Requirements: Please retype the data in full and exactly; the pictures are not part of the copy.

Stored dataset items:
+ + + + +

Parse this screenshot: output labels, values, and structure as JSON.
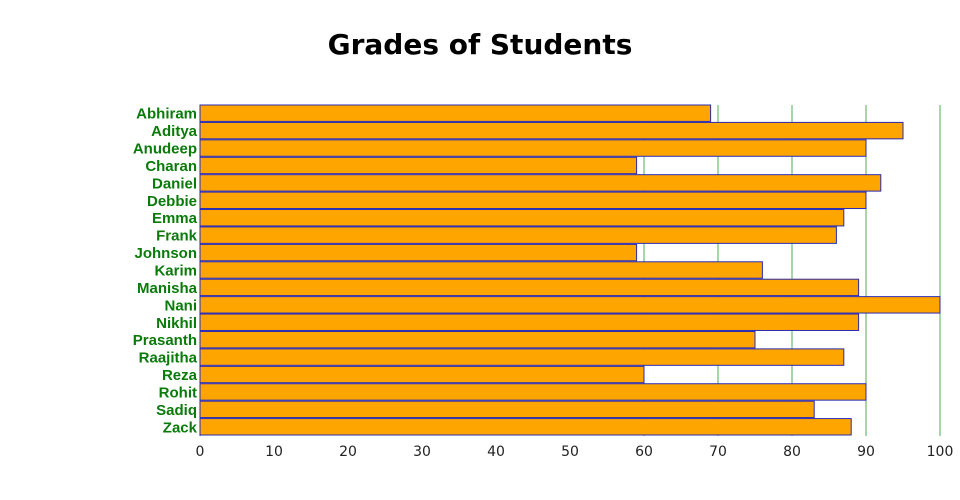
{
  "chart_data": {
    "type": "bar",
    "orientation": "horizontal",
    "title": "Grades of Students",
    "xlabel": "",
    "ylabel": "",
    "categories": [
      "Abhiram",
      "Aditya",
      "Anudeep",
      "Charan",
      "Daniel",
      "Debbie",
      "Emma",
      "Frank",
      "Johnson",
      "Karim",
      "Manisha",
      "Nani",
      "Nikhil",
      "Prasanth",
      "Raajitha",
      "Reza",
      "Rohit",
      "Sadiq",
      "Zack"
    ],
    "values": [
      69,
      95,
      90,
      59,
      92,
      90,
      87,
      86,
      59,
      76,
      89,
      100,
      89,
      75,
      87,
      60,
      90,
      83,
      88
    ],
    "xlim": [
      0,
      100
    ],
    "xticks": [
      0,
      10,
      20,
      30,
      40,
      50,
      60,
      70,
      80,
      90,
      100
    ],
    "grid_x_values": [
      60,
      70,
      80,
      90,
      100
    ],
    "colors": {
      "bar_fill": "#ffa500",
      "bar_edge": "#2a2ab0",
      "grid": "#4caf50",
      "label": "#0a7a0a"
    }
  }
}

+ + + + +

Answer for this exercise:
Parse this screenshot: output labels, values, and structure as JSON.
{
  "chart_data": {
    "type": "bar",
    "orientation": "horizontal",
    "title": "Grades of Students",
    "xlabel": "",
    "ylabel": "",
    "categories": [
      "Abhiram",
      "Aditya",
      "Anudeep",
      "Charan",
      "Daniel",
      "Debbie",
      "Emma",
      "Frank",
      "Johnson",
      "Karim",
      "Manisha",
      "Nani",
      "Nikhil",
      "Prasanth",
      "Raajitha",
      "Reza",
      "Rohit",
      "Sadiq",
      "Zack"
    ],
    "values": [
      69,
      95,
      90,
      59,
      92,
      90,
      87,
      86,
      59,
      76,
      89,
      100,
      89,
      75,
      87,
      60,
      90,
      83,
      88
    ],
    "xlim": [
      0,
      100
    ],
    "xticks": [
      0,
      10,
      20,
      30,
      40,
      50,
      60,
      70,
      80,
      90,
      100
    ],
    "grid_x_values": [
      60,
      70,
      80,
      90,
      100
    ],
    "colors": {
      "bar_fill": "#ffa500",
      "bar_edge": "#2a2ab0",
      "grid": "#4caf50",
      "label": "#0a7a0a"
    }
  }
}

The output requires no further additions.